EXERCISE -
Copy each line in the data that includes the word "구직급여".

***** GIVEN RECORDS

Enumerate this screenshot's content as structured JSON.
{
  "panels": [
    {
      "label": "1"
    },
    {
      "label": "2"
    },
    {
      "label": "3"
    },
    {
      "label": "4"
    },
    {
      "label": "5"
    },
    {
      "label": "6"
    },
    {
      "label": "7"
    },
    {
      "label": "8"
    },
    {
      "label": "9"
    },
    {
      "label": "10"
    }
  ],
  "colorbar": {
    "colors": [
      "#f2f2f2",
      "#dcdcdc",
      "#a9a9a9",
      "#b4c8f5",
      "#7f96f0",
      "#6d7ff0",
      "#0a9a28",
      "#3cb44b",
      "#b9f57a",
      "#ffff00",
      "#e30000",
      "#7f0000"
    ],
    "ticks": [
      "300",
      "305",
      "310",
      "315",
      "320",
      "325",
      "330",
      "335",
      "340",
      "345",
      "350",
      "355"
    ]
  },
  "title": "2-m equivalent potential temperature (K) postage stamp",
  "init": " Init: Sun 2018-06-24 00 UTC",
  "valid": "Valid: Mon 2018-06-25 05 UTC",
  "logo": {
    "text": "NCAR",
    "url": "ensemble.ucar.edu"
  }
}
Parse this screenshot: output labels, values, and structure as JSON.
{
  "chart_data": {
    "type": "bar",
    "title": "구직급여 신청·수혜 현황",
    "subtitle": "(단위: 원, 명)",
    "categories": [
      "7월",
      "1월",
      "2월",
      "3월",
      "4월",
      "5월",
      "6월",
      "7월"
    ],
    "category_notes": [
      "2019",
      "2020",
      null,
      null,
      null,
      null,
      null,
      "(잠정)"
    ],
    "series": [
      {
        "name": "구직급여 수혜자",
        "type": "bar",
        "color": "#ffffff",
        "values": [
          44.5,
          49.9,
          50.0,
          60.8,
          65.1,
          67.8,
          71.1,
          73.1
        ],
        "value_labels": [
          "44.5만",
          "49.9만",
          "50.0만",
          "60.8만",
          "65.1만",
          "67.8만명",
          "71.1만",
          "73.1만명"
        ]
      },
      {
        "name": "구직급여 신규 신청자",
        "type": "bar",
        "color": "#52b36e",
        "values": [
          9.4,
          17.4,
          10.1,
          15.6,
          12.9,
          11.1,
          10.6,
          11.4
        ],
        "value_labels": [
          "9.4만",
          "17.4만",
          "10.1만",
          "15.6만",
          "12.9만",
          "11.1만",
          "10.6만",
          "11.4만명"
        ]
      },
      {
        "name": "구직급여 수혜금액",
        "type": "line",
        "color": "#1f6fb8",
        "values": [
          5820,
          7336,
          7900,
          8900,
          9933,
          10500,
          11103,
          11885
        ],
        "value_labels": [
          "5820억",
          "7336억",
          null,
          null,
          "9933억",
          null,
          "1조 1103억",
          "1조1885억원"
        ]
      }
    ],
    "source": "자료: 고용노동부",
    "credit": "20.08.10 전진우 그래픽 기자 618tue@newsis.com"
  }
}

**********

WRITTEN RESPONSE -
    "title": "구직급여 신청·수혜 현황",
        "name": "구직급여 수혜자",
        "name": "구직급여 신규 신청자",
        "name": "구직급여 수혜금액",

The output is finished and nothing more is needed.